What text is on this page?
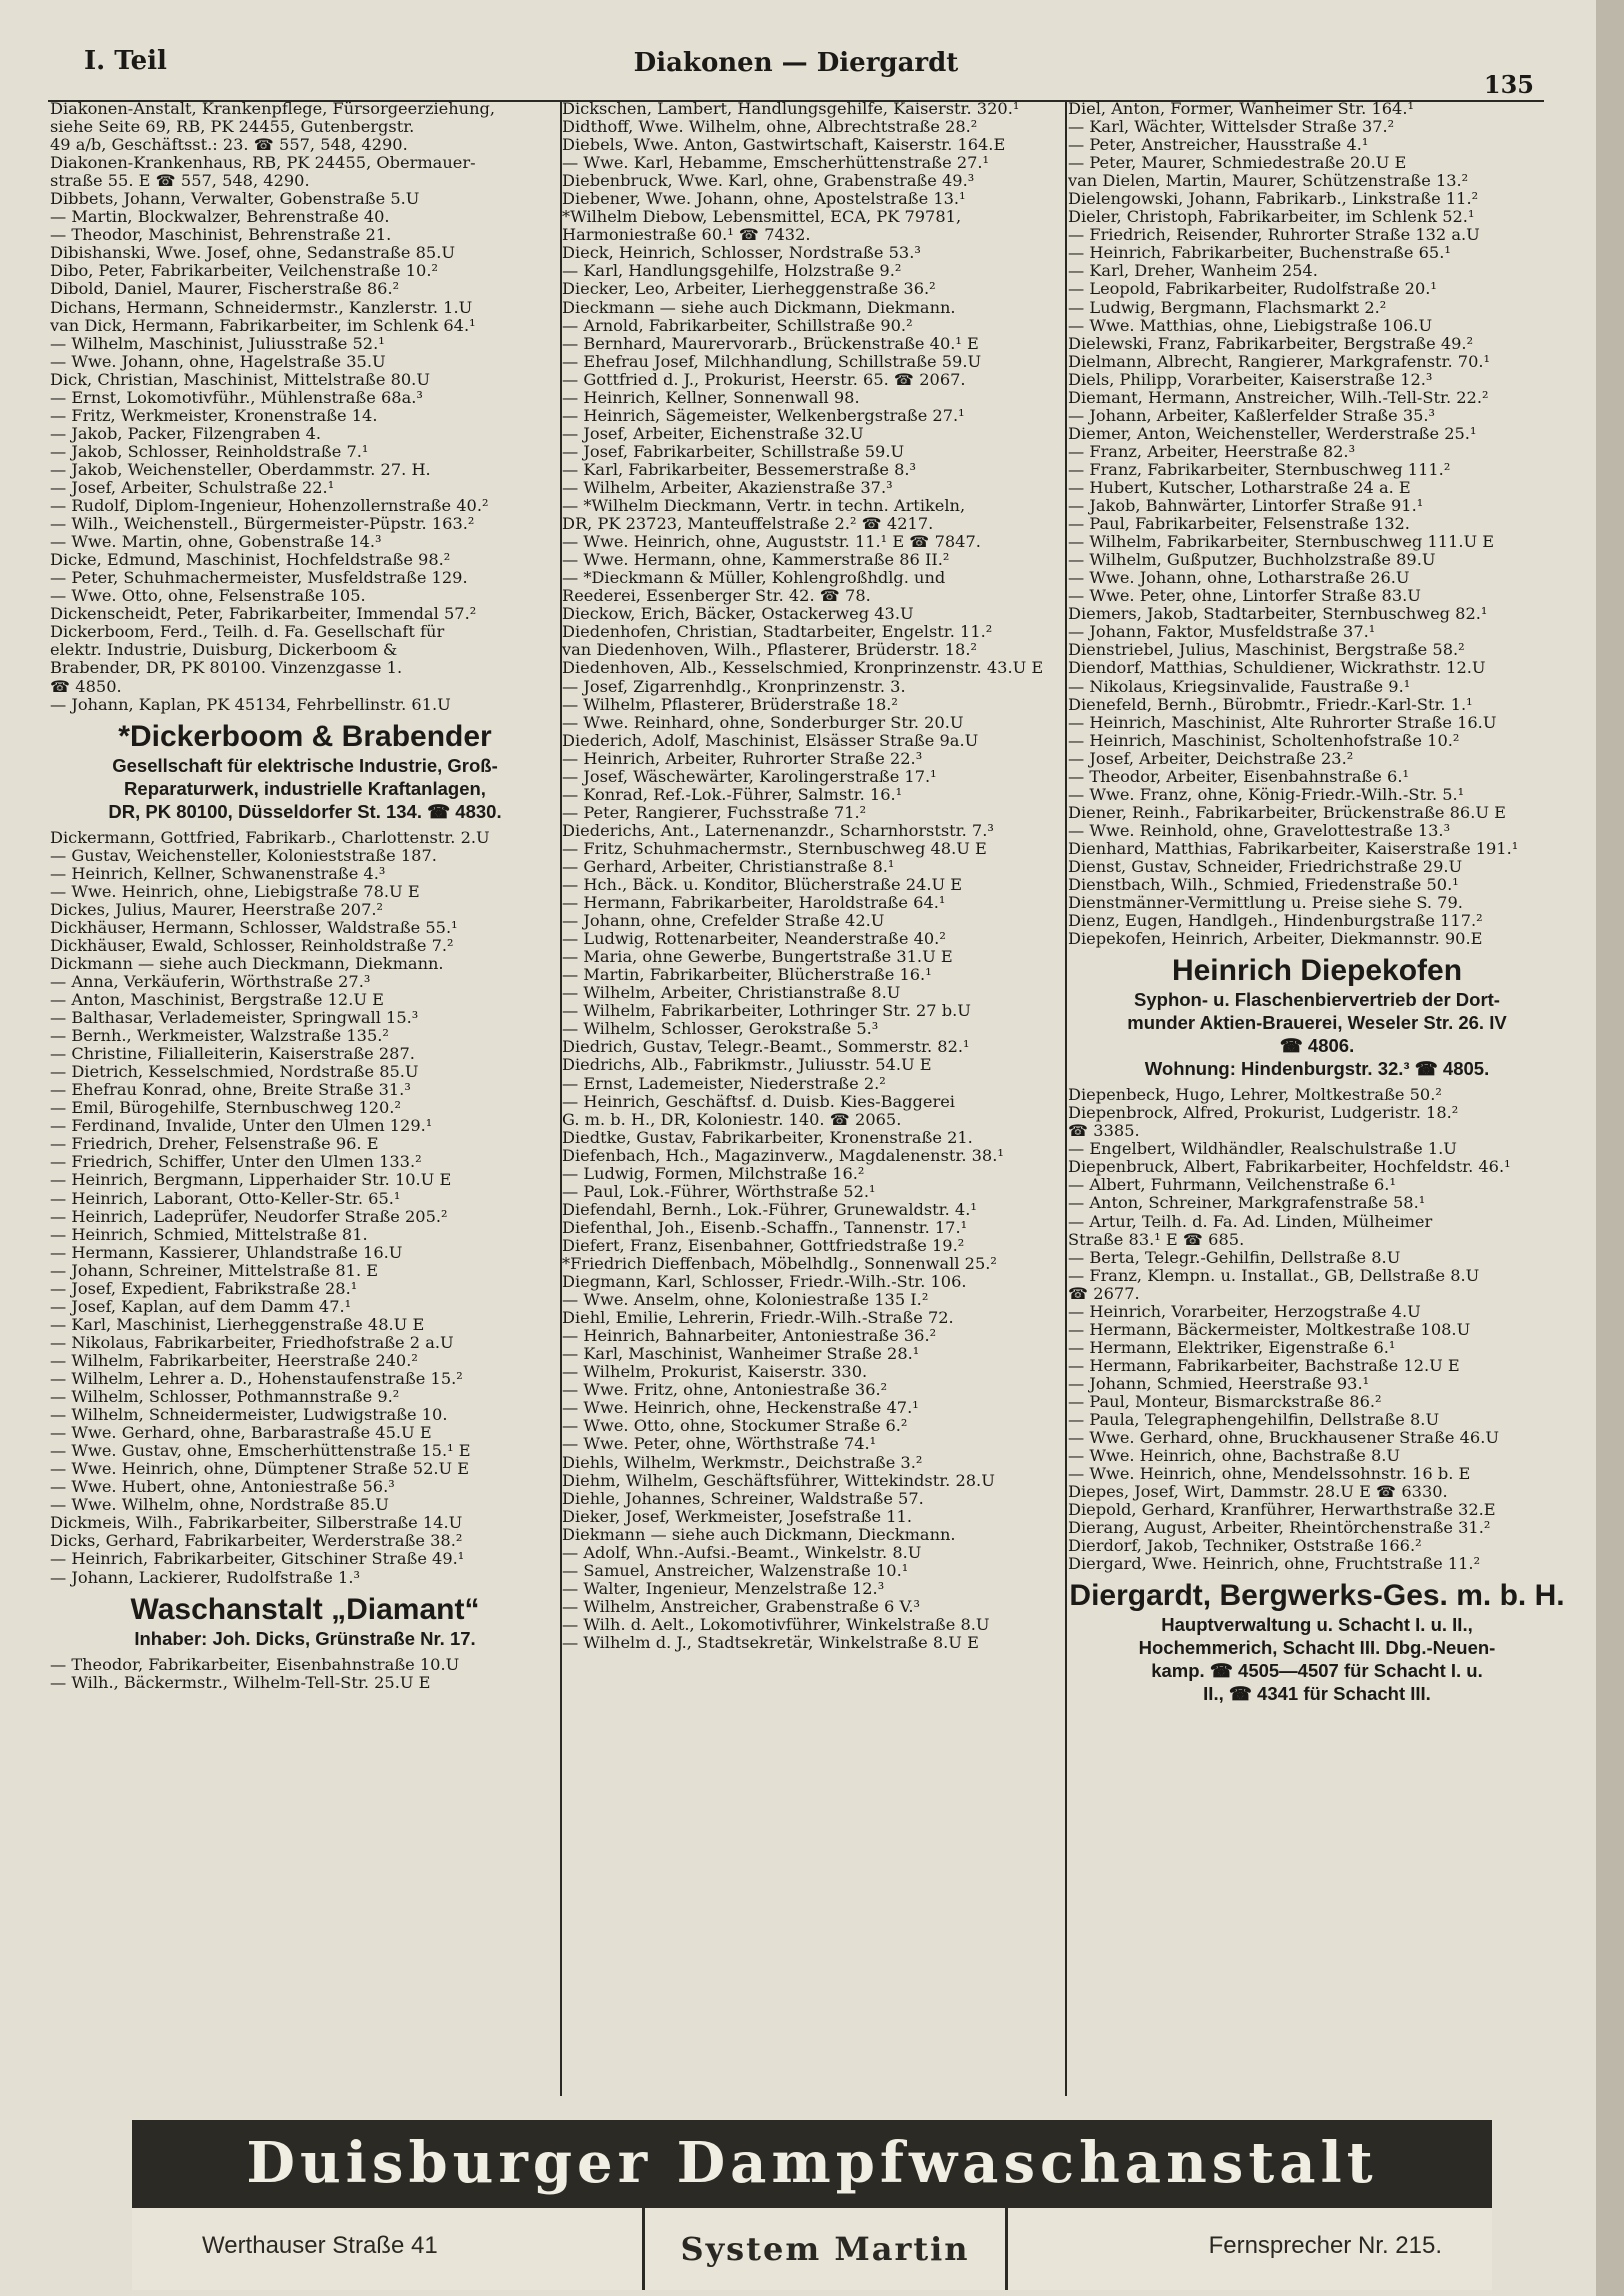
I. Teil	Diakonen — Diergardt
135
Diakonen-Anstalt, Krankenpflege, Fürsorgeerziehung,
siehe Seite 69, RB, PK 24455, Gutenbergstr.
49 a/b, Geschäftsst.: 23. ☎ 557, 548, 4290.
Diakonen-Krankenhaus, RB, PK 24455, Obermauer-
straße 55. E ☎ 557, 548, 4290.
Dibbets, Johann, Verwalter, Gobenstraße 5.U
— Martin, Blockwalzer, Behrenstraße 40.
— Theodor, Maschinist, Behrenstraße 21.
Dibishanski, Wwe. Josef, ohne, Sedanstraße 85.U
Dibo, Peter, Fabrikarbeiter, Veilchenstraße 10.²
Dibold, Daniel, Maurer, Fischerstraße 86.²
Dichans, Hermann, Schneidermstr., Kanzlerstr. 1.U
van Dick, Hermann, Fabrikarbeiter, im Schlenk 64.¹
— Wilhelm, Maschinist, Juliusstraße 52.¹
— Wwe. Johann, ohne, Hagelstraße 35.U
Dick, Christian, Maschinist, Mittelstraße 80.U
— Ernst, Lokomotivführ., Mühlenstraße 68a.³
— Fritz, Werkmeister, Kronenstraße 14.
— Jakob, Packer, Filzengraben 4.
— Jakob, Schlosser, Reinholdstraße 7.¹
— Jakob, Weichensteller, Oberdammstr. 27. H.
— Josef, Arbeiter, Schulstraße 22.¹
— Rudolf, Diplom-Ingenieur, Hohenzollernstraße 40.²
— Wilh., Weichenstell., Bürgermeister-Püpstr. 163.²
— Wwe. Martin, ohne, Gobenstraße 14.³
Dicke, Edmund, Maschinist, Hochfeldstraße 98.²
— Peter, Schuhmachermeister, Musfeldstraße 129.
— Wwe. Otto, ohne, Felsenstraße 105.
Dickenscheidt, Peter, Fabrikarbeiter, Immendal 57.²
Dickerboom, Ferd., Teilh. d. Fa. Gesellschaft für
elektr. Industrie, Duisburg, Dickerboom &
Brabender, DR, PK 80100. Vinzenzgasse 1.
☎ 4850.
— Johann, Kaplan, PK 45134, Fehrbellinstr. 61.U
*Dickerboom & Brabender
Gesellschaft für elektrische Industrie, Groß-
Reparaturwerk, industrielle Kraftanlagen,
DR, PK 80100, Düsseldorfer St. 134. ☎ 4830.
Dickermann, Gottfried, Fabrikarb., Charlottenstr. 2.U
— Gustav, Weichensteller, Kolonieststraße 187.
— Heinrich, Kellner, Schwanenstraße 4.³
— Wwe. Heinrich, ohne, Liebigstraße 78.U E
Dickes, Julius, Maurer, Heerstraße 207.²
Dickhäuser, Hermann, Schlosser, Waldstraße 55.¹
Dickhäuser, Ewald, Schlosser, Reinholdstraße 7.²
Dickmann — siehe auch Dieckmann, Diekmann.
— Anna, Verkäuferin, Wörthstraße 27.³
— Anton, Maschinist, Bergstraße 12.U E
— Balthasar, Verlademeister, Springwall 15.³
— Bernh., Werkmeister, Walzstraße 135.²
— Christine, Filialleiterin, Kaiserstraße 287.
— Dietrich, Kesselschmied, Nordstraße 85.U
— Ehefrau Konrad, ohne, Breite Straße 31.³
— Emil, Bürogehilfe, Sternbuschweg 120.²
— Ferdinand, Invalide, Unter den Ulmen 129.¹
— Friedrich, Dreher, Felsenstraße 96. E
— Friedrich, Schiffer, Unter den Ulmen 133.²
— Heinrich, Bergmann, Lipperhaider Str. 10.U E
— Heinrich, Laborant, Otto-Keller-Str. 65.¹
— Heinrich, Ladeprüfer, Neudorfer Straße 205.²
— Heinrich, Schmied, Mittelstraße 81.
— Hermann, Kassierer, Uhlandstraße 16.U
— Johann, Schreiner, Mittelstraße 81. E
— Josef, Expedient, Fabrikstraße 28.¹
— Josef, Kaplan, auf dem Damm 47.¹
— Karl, Maschinist, Lierheggenstraße 48.U E
— Nikolaus, Fabrikarbeiter, Friedhofstraße 2 a.U
— Wilhelm, Fabrikarbeiter, Heerstraße 240.²
— Wilhelm, Lehrer a. D., Hohenstaufenstraße 15.²
— Wilhelm, Schlosser, Pothmannstraße 9.²
— Wilhelm, Schneidermeister, Ludwigstraße 10.
— Wwe. Gerhard, ohne, Barbarastraße 45.U E
— Wwe. Gustav, ohne, Emscherhüttenstraße 15.¹ E
— Wwe. Heinrich, ohne, Dümptener Straße 52.U E
— Wwe. Hubert, ohne, Antoniestraße 56.³
— Wwe. Wilhelm, ohne, Nordstraße 85.U
Dickmeis, Wilh., Fabrikarbeiter, Silberstraße 14.U
Dicks, Gerhard, Fabrikarbeiter, Werderstraße 38.²
— Heinrich, Fabrikarbeiter, Gitschiner Straße 49.¹
— Johann, Lackierer, Rudolfstraße 1.³
Waschanstalt „Diamant“
Inhaber: Joh. Dicks, Grünstraße Nr. 17.
— Theodor, Fabrikarbeiter, Eisenbahnstraße 10.U
— Wilh., Bäckermstr., Wilhelm-Tell-Str. 25.U E
Dickschen, Lambert, Handlungsgehilfe, Kaiserstr. 320.¹
Didthoff, Wwe. Wilhelm, ohne, Albrechtstraße 28.²
Diebels, Wwe. Anton, Gastwirtschaft, Kaiserstr. 164.E
— Wwe. Karl, Hebamme, Emscherhüttenstraße 27.¹
Diebenbruck, Wwe. Karl, ohne, Grabenstraße 49.³
Diebener, Wwe. Johann, ohne, Apostelstraße 13.¹
*Wilhelm Diebow, Lebensmittel, ECA, PK 79781,
Harmoniestraße 60.¹ ☎ 7432.
Dieck, Heinrich, Schlosser, Nordstraße 53.³
— Karl, Handlungsgehilfe, Holzstraße 9.²
Diecker, Leo, Arbeiter, Lierheggenstraße 36.²
Dieckmann — siehe auch Dickmann, Diekmann.
— Arnold, Fabrikarbeiter, Schillstraße 90.²
— Bernhard, Maurervorarb., Brückenstraße 40.¹ E
— Ehefrau Josef, Milchhandlung, Schillstraße 59.U
— Gottfried d. J., Prokurist, Heerstr. 65. ☎ 2067.
— Heinrich, Kellner, Sonnenwall 98.
— Heinrich, Sägemeister, Welkenbergstraße 27.¹
— Josef, Arbeiter, Eichenstraße 32.U
— Josef, Fabrikarbeiter, Schillstraße 59.U
— Karl, Fabrikarbeiter, Bessemerstraße 8.³
— Wilhelm, Arbeiter, Akazienstraße 37.³
— *Wilhelm Dieckmann, Vertr. in techn. Artikeln,
DR, PK 23723, Manteuffelstraße 2.² ☎ 4217.
— Wwe. Heinrich, ohne, Auguststr. 11.¹ E ☎ 7847.
— Wwe. Hermann, ohne, Kammerstraße 86 II.²
— *Dieckmann & Müller, Kohlengroßhdlg. und
Reederei, Essenberger Str. 42. ☎ 78.
Dieckow, Erich, Bäcker, Ostackerweg 43.U
Diedenhofen, Christian, Stadtarbeiter, Engelstr. 11.²
van Diedenhoven, Wilh., Pflasterer, Brüderstr. 18.²
Diedenhoven, Alb., Kesselschmied, Kronprinzenstr. 43.U E
— Josef, Zigarrenhdlg., Kronprinzenstr. 3.
— Wilhelm, Pflasterer, Brüderstraße 18.²
— Wwe. Reinhard, ohne, Sonderburger Str. 20.U
Diederich, Adolf, Maschinist, Elsässer Straße 9a.U
— Heinrich, Arbeiter, Ruhrorter Straße 22.³
— Josef, Wäschewärter, Karolingerstraße 17.¹
— Konrad, Ref.-Lok.-Führer, Salmstr. 16.¹
— Peter, Rangierer, Fuchsstraße 71.²
Diederichs, Ant., Laternenanzdr., Scharnhorststr. 7.³
— Fritz, Schuhmachermstr., Sternbuschweg 48.U E
— Gerhard, Arbeiter, Christianstraße 8.¹
— Hch., Bäck. u. Konditor, Blücherstraße 24.U E
— Hermann, Fabrikarbeiter, Haroldstraße 64.¹
— Johann, ohne, Crefelder Straße 42.U
— Ludwig, Rottenarbeiter, Neanderstraße 40.²
— Maria, ohne Gewerbe, Bungertstraße 31.U E
— Martin, Fabrikarbeiter, Blücherstraße 16.¹
— Wilhelm, Arbeiter, Christianstraße 8.U
— Wilhelm, Fabrikarbeiter, Lothringer Str. 27 b.U
— Wilhelm, Schlosser, Gerokstraße 5.³
Diedrich, Gustav, Telegr.-Beamt., Sommerstr. 82.¹
Diedrichs, Alb., Fabrikmstr., Juliusstr. 54.U E
— Ernst, Lademeister, Niederstraße 2.²
— Heinrich, Geschäftsf. d. Duisb. Kies-Baggerei
G. m. b. H., DR, Koloniestr. 140. ☎ 2065.
Diedtke, Gustav, Fabrikarbeiter, Kronenstraße 21.
Diefenbach, Hch., Magazinverw., Magdalenenstr. 38.¹
— Ludwig, Formen, Milchstraße 16.²
— Paul, Lok.-Führer, Wörthstraße 52.¹
Diefendahl, Bernh., Lok.-Führer, Grunewaldstr. 4.¹
Diefenthal, Joh., Eisenb.-Schaffn., Tannenstr. 17.¹
Diefert, Franz, Eisenbahner, Gottfriedstraße 19.²
*Friedrich Dieffenbach, Möbelhdlg., Sonnenwall 25.²
Diegmann, Karl, Schlosser, Friedr.-Wilh.-Str. 106.
— Wwe. Anselm, ohne, Koloniestraße 135 I.²
Diehl, Emilie, Lehrerin, Friedr.-Wilh.-Straße 72.
— Heinrich, Bahnarbeiter, Antoniestraße 36.²
— Karl, Maschinist, Wanheimer Straße 28.¹
— Wilhelm, Prokurist, Kaiserstr. 330.
— Wwe. Fritz, ohne, Antoniestraße 36.²
— Wwe. Heinrich, ohne, Heckenstraße 47.¹
— Wwe. Otto, ohne, Stockumer Straße 6.²
— Wwe. Peter, ohne, Wörthstraße 74.¹
Diehls, Wilhelm, Werkmstr., Deichstraße 3.²
Diehm, Wilhelm, Geschäftsführer, Wittekindstr. 28.U
Diehle, Johannes, Schreiner, Waldstraße 57.
Dieker, Josef, Werkmeister, Josefstraße 11.
Diekmann — siehe auch Dickmann, Dieckmann.
— Adolf, Whn.-Aufsi.-Beamt., Winkelstr. 8.U
— Samuel, Anstreicher, Walzenstraße 10.¹
— Walter, Ingenieur, Menzelstraße 12.³
— Wilhelm, Anstreicher, Grabenstraße 6 V.³
— Wilh. d. Aelt., Lokomotivführer, Winkelstraße 8.U
— Wilhelm d. J., Stadtsekretär, Winkelstraße 8.U E
Diel, Anton, Former, Wanheimer Str. 164.¹
— Karl, Wächter, Wittelsder Straße 37.²
— Peter, Anstreicher, Hausstraße 4.¹
— Peter, Maurer, Schmiedestraße 20.U E
van Dielen, Martin, Maurer, Schützenstraße 13.²
Dielengowski, Johann, Fabrikarb., Linkstraße 11.²
Dieler, Christoph, Fabrikarbeiter, im Schlenk 52.¹
— Friedrich, Reisender, Ruhrorter Straße 132 a.U
— Heinrich, Fabrikarbeiter, Buchenstraße 65.¹
— Karl, Dreher, Wanheim 254.
— Leopold, Fabrikarbeiter, Rudolfstraße 20.¹
— Ludwig, Bergmann, Flachsmarkt 2.²
— Wwe. Matthias, ohne, Liebigstraße 106.U
Dielewski, Franz, Fabrikarbeiter, Bergstraße 49.²
Dielmann, Albrecht, Rangierer, Markgrafenstr. 70.¹
Diels, Philipp, Vorarbeiter, Kaiserstraße 12.³
Diemant, Hermann, Anstreicher, Wilh.-Tell-Str. 22.²
— Johann, Arbeiter, Kaßlerfelder Straße 35.³
Diemer, Anton, Weichensteller, Werderstraße 25.¹
— Franz, Arbeiter, Heerstraße 82.³
— Franz, Fabrikarbeiter, Sternbuschweg 111.²
— Hubert, Kutscher, Lotharstraße 24 a. E
— Jakob, Bahnwärter, Lintorfer Straße 91.¹
— Paul, Fabrikarbeiter, Felsenstraße 132.
— Wilhelm, Fabrikarbeiter, Sternbuschweg 111.U E
— Wilhelm, Gußputzer, Buchholzstraße 89.U
— Wwe. Johann, ohne, Lotharstraße 26.U
— Wwe. Peter, ohne, Lintorfer Straße 83.U
Diemers, Jakob, Stadtarbeiter, Sternbuschweg 82.¹
— Johann, Faktor, Musfeldstraße 37.¹
Dienstriebel, Julius, Maschinist, Bergstraße 58.²
Diendorf, Matthias, Schuldiener, Wickrathstr. 12.U
— Nikolaus, Kriegsinvalide, Faustraße 9.¹
Dienefeld, Bernh., Bürobmtr., Friedr.-Karl-Str. 1.¹
— Heinrich, Maschinist, Alte Ruhrorter Straße 16.U
— Heinrich, Maschinist, Scholtenhofstraße 10.²
— Josef, Arbeiter, Deichstraße 23.²
— Theodor, Arbeiter, Eisenbahnstraße 6.¹
— Wwe. Franz, ohne, König-Friedr.-Wilh.-Str. 5.¹
Diener, Reinh., Fabrikarbeiter, Brückenstraße 86.U E
— Wwe. Reinhold, ohne, Gravelottestraße 13.³
Dienhard, Matthias, Fabrikarbeiter, Kaiserstraße 191.¹
Dienst, Gustav, Schneider, Friedrichstraße 29.U
Dienstbach, Wilh., Schmied, Friedenstraße 50.¹
Dienstmänner-Vermittlung u. Preise siehe S. 79.
Dienz, Eugen, Handlgeh., Hindenburgstraße 117.²
Diepekofen, Heinrich, Arbeiter, Diekmannstr. 90.E
Heinrich Diepekofen
Syphon- u. Flaschenbiervertrieb der Dort-
munder Aktien-Brauerei, Weseler Str. 26. IV
☎ 4806.
Wohnung: Hindenburgstr. 32.³ ☎ 4805.
Diepenbeck, Hugo, Lehrer, Moltkestraße 50.²
Diepenbrock, Alfred, Prokurist, Ludgeristr. 18.²
☎ 3385.
— Engelbert, Wildhändler, Realschulstraße 1.U
Diepenbruck, Albert, Fabrikarbeiter, Hochfeldstr. 46.¹
— Albert, Fuhrmann, Veilchenstraße 6.¹
— Anton, Schreiner, Markgrafenstraße 58.¹
— Artur, Teilh. d. Fa. Ad. Linden, Mülheimer
Straße 83.¹ E ☎ 685.
— Berta, Telegr.-Gehilfin, Dellstraße 8.U
— Franz, Klempn. u. Installat., GB, Dellstraße 8.U
☎ 2677.
— Heinrich, Vorarbeiter, Herzogstraße 4.U
— Hermann, Bäckermeister, Moltkestraße 108.U
— Hermann, Elektriker, Eigenstraße 6.¹
— Hermann, Fabrikarbeiter, Bachstraße 12.U E
— Johann, Schmied, Heerstraße 93.¹
— Paul, Monteur, Bismarckstraße 86.²
— Paula, Telegraphengehilfin, Dellstraße 8.U
— Wwe. Gerhard, ohne, Bruckhausener Straße 46.U
— Wwe. Heinrich, ohne, Bachstraße 8.U
— Wwe. Heinrich, ohne, Mendelssohnstr. 16 b. E
Diepes, Josef, Wirt, Dammstr. 28.U E ☎ 6330.
Diepold, Gerhard, Kranführer, Herwarthstraße 32.E
Dierang, August, Arbeiter, Rheintörchenstraße 31.²
Dierdorf, Jakob, Techniker, Oststraße 166.²
Diergard, Wwe. Heinrich, ohne, Fruchtstraße 11.²
Diergardt, Bergwerks-Ges. m. b. H.
Hauptverwaltung u. Schacht I. u. II.,
Hochemmerich, Schacht III. Dbg.-Neuen-
kamp. ☎ 4505—4507 für Schacht I. u.
II., ☎ 4341 für Schacht III.
Duisburger Dampfwaschanstalt
Werthauser Straße 41	System Martin	Fernsprecher Nr. 215.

=-=-=

> _Task to carry out_
Check each line above for "Behrenstraße" and return the ones that have it.

> _Response to the task_
— Martin, Blockwalzer, Behrenstraße 40.
— Theodor, Maschinist, Behrenstraße 21.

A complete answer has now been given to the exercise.